Records

§ §

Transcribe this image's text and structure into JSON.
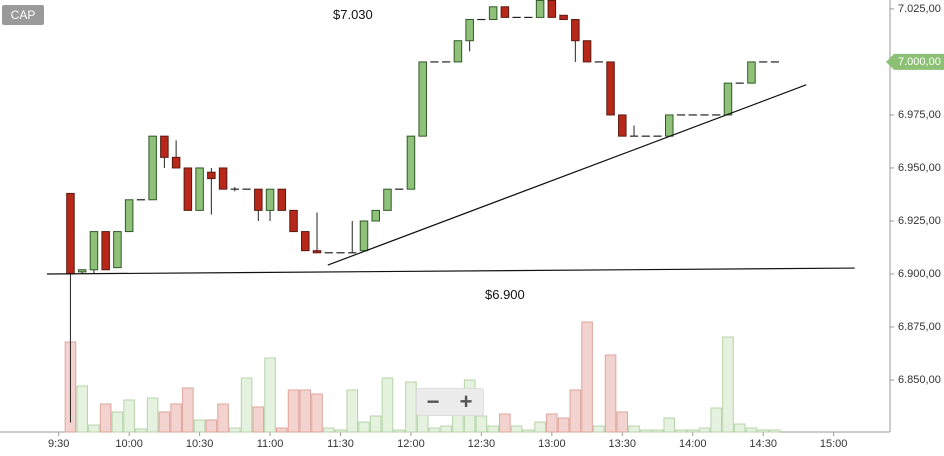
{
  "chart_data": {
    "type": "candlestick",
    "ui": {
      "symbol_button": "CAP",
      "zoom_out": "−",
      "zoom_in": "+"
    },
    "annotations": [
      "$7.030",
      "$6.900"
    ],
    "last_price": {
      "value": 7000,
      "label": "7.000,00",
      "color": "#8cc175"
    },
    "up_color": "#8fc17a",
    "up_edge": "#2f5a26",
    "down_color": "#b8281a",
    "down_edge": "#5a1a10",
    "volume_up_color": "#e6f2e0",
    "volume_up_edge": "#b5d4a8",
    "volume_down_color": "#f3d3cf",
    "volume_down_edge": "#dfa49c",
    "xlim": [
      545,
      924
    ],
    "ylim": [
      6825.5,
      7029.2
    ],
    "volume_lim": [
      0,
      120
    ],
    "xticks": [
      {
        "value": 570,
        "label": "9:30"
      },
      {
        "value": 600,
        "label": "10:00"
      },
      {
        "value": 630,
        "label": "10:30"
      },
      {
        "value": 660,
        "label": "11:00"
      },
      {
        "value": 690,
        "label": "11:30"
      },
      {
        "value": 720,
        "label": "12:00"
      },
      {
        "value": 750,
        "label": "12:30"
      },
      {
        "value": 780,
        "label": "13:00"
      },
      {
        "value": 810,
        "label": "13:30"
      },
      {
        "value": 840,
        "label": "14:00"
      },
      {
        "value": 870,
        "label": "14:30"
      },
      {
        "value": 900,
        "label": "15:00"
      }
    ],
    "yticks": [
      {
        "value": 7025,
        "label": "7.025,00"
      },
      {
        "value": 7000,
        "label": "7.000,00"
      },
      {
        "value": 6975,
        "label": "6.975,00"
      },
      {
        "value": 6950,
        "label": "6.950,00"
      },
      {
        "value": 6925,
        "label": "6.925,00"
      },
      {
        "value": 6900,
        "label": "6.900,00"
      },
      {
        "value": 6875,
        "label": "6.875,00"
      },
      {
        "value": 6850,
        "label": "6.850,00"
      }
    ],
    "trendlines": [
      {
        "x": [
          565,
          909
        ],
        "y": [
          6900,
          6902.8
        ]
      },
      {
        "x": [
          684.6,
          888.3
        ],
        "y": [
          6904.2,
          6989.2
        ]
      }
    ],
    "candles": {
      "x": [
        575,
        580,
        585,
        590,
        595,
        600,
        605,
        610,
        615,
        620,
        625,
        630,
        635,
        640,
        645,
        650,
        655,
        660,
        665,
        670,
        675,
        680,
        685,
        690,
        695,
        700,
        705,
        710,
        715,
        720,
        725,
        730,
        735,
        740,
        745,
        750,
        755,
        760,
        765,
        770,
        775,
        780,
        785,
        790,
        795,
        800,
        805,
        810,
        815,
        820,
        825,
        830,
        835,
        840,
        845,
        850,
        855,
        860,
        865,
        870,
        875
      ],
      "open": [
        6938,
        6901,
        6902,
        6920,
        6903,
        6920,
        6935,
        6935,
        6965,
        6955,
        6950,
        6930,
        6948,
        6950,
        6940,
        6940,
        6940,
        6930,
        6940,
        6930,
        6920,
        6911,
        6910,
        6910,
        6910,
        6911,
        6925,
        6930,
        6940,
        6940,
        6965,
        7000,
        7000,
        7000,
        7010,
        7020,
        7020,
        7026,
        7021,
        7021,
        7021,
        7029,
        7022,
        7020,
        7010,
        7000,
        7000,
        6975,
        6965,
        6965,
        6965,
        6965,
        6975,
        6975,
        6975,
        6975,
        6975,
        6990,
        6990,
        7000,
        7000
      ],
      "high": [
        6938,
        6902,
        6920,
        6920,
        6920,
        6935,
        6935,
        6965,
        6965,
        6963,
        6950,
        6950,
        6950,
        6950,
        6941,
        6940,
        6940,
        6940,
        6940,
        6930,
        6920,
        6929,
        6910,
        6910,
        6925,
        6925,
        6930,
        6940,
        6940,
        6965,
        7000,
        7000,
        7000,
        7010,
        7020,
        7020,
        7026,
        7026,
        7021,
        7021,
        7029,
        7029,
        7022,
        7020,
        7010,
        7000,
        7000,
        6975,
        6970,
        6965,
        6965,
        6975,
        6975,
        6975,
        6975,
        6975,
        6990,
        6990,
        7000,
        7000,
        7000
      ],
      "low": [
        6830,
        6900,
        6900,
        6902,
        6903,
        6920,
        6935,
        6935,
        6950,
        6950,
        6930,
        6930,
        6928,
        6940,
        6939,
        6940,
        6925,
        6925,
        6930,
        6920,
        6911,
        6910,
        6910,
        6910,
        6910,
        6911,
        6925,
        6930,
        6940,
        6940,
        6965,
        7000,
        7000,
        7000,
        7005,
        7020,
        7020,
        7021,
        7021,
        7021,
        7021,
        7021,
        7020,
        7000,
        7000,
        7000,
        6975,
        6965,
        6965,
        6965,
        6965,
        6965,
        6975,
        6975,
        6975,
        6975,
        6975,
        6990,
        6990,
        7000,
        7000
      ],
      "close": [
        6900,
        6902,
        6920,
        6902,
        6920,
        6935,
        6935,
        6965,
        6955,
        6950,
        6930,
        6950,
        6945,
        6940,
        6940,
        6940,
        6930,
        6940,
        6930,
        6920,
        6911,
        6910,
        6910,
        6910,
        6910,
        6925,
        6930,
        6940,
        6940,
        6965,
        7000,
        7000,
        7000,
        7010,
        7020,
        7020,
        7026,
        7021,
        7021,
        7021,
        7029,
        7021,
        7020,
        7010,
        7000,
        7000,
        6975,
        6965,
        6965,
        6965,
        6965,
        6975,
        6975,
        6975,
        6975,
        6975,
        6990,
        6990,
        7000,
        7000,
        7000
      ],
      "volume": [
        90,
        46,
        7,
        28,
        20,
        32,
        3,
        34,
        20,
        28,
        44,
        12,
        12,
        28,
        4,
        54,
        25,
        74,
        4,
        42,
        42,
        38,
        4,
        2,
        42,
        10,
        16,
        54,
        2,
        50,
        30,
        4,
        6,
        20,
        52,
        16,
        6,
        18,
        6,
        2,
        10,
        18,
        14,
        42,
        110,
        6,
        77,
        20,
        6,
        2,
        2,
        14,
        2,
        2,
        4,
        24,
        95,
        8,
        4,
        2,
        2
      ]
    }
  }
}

§ §

#### Your instructions
Reproduce the data word for word, excluding its pictures.

#### Solution to this task
Transcribe this image's text and structure into JSON.
{
  "chart_data": {
    "type": "candlestick",
    "ui": {
      "symbol_button": "CAP",
      "zoom_out": "−",
      "zoom_in": "+"
    },
    "annotations": [
      "$7.030",
      "$6.900"
    ],
    "last_price": {
      "value": 7000,
      "label": "7.000,00",
      "color": "#8cc175"
    },
    "up_color": "#8fc17a",
    "up_edge": "#2f5a26",
    "down_color": "#b8281a",
    "down_edge": "#5a1a10",
    "volume_up_color": "#e6f2e0",
    "volume_up_edge": "#b5d4a8",
    "volume_down_color": "#f3d3cf",
    "volume_down_edge": "#dfa49c",
    "xlim": [
      545,
      924
    ],
    "ylim": [
      6825.5,
      7029.2
    ],
    "volume_lim": [
      0,
      120
    ],
    "xticks": [
      {
        "value": 570,
        "label": "9:30"
      },
      {
        "value": 600,
        "label": "10:00"
      },
      {
        "value": 630,
        "label": "10:30"
      },
      {
        "value": 660,
        "label": "11:00"
      },
      {
        "value": 690,
        "label": "11:30"
      },
      {
        "value": 720,
        "label": "12:00"
      },
      {
        "value": 750,
        "label": "12:30"
      },
      {
        "value": 780,
        "label": "13:00"
      },
      {
        "value": 810,
        "label": "13:30"
      },
      {
        "value": 840,
        "label": "14:00"
      },
      {
        "value": 870,
        "label": "14:30"
      },
      {
        "value": 900,
        "label": "15:00"
      }
    ],
    "yticks": [
      {
        "value": 7025,
        "label": "7.025,00"
      },
      {
        "value": 7000,
        "label": "7.000,00"
      },
      {
        "value": 6975,
        "label": "6.975,00"
      },
      {
        "value": 6950,
        "label": "6.950,00"
      },
      {
        "value": 6925,
        "label": "6.925,00"
      },
      {
        "value": 6900,
        "label": "6.900,00"
      },
      {
        "value": 6875,
        "label": "6.875,00"
      },
      {
        "value": 6850,
        "label": "6.850,00"
      }
    ],
    "trendlines": [
      {
        "x": [
          565,
          909
        ],
        "y": [
          6900,
          6902.8
        ]
      },
      {
        "x": [
          684.6,
          888.3
        ],
        "y": [
          6904.2,
          6989.2
        ]
      }
    ],
    "candles": {
      "x": [
        575,
        580,
        585,
        590,
        595,
        600,
        605,
        610,
        615,
        620,
        625,
        630,
        635,
        640,
        645,
        650,
        655,
        660,
        665,
        670,
        675,
        680,
        685,
        690,
        695,
        700,
        705,
        710,
        715,
        720,
        725,
        730,
        735,
        740,
        745,
        750,
        755,
        760,
        765,
        770,
        775,
        780,
        785,
        790,
        795,
        800,
        805,
        810,
        815,
        820,
        825,
        830,
        835,
        840,
        845,
        850,
        855,
        860,
        865,
        870,
        875
      ],
      "open": [
        6938,
        6901,
        6902,
        6920,
        6903,
        6920,
        6935,
        6935,
        6965,
        6955,
        6950,
        6930,
        6948,
        6950,
        6940,
        6940,
        6940,
        6930,
        6940,
        6930,
        6920,
        6911,
        6910,
        6910,
        6910,
        6911,
        6925,
        6930,
        6940,
        6940,
        6965,
        7000,
        7000,
        7000,
        7010,
        7020,
        7020,
        7026,
        7021,
        7021,
        7021,
        7029,
        7022,
        7020,
        7010,
        7000,
        7000,
        6975,
        6965,
        6965,
        6965,
        6965,
        6975,
        6975,
        6975,
        6975,
        6975,
        6990,
        6990,
        7000,
        7000
      ],
      "high": [
        6938,
        6902,
        6920,
        6920,
        6920,
        6935,
        6935,
        6965,
        6965,
        6963,
        6950,
        6950,
        6950,
        6950,
        6941,
        6940,
        6940,
        6940,
        6940,
        6930,
        6920,
        6929,
        6910,
        6910,
        6925,
        6925,
        6930,
        6940,
        6940,
        6965,
        7000,
        7000,
        7000,
        7010,
        7020,
        7020,
        7026,
        7026,
        7021,
        7021,
        7029,
        7029,
        7022,
        7020,
        7010,
        7000,
        7000,
        6975,
        6970,
        6965,
        6965,
        6975,
        6975,
        6975,
        6975,
        6975,
        6990,
        6990,
        7000,
        7000,
        7000
      ],
      "low": [
        6830,
        6900,
        6900,
        6902,
        6903,
        6920,
        6935,
        6935,
        6950,
        6950,
        6930,
        6930,
        6928,
        6940,
        6939,
        6940,
        6925,
        6925,
        6930,
        6920,
        6911,
        6910,
        6910,
        6910,
        6910,
        6911,
        6925,
        6930,
        6940,
        6940,
        6965,
        7000,
        7000,
        7000,
        7005,
        7020,
        7020,
        7021,
        7021,
        7021,
        7021,
        7021,
        7020,
        7000,
        7000,
        7000,
        6975,
        6965,
        6965,
        6965,
        6965,
        6965,
        6975,
        6975,
        6975,
        6975,
        6975,
        6990,
        6990,
        7000,
        7000
      ],
      "close": [
        6900,
        6902,
        6920,
        6902,
        6920,
        6935,
        6935,
        6965,
        6955,
        6950,
        6930,
        6950,
        6945,
        6940,
        6940,
        6940,
        6930,
        6940,
        6930,
        6920,
        6911,
        6910,
        6910,
        6910,
        6910,
        6925,
        6930,
        6940,
        6940,
        6965,
        7000,
        7000,
        7000,
        7010,
        7020,
        7020,
        7026,
        7021,
        7021,
        7021,
        7029,
        7021,
        7020,
        7010,
        7000,
        7000,
        6975,
        6965,
        6965,
        6965,
        6965,
        6975,
        6975,
        6975,
        6975,
        6975,
        6990,
        6990,
        7000,
        7000,
        7000
      ],
      "volume": [
        90,
        46,
        7,
        28,
        20,
        32,
        3,
        34,
        20,
        28,
        44,
        12,
        12,
        28,
        4,
        54,
        25,
        74,
        4,
        42,
        42,
        38,
        4,
        2,
        42,
        10,
        16,
        54,
        2,
        50,
        30,
        4,
        6,
        20,
        52,
        16,
        6,
        18,
        6,
        2,
        10,
        18,
        14,
        42,
        110,
        6,
        77,
        20,
        6,
        2,
        2,
        14,
        2,
        2,
        4,
        24,
        95,
        8,
        4,
        2,
        2
      ]
    }
  }
}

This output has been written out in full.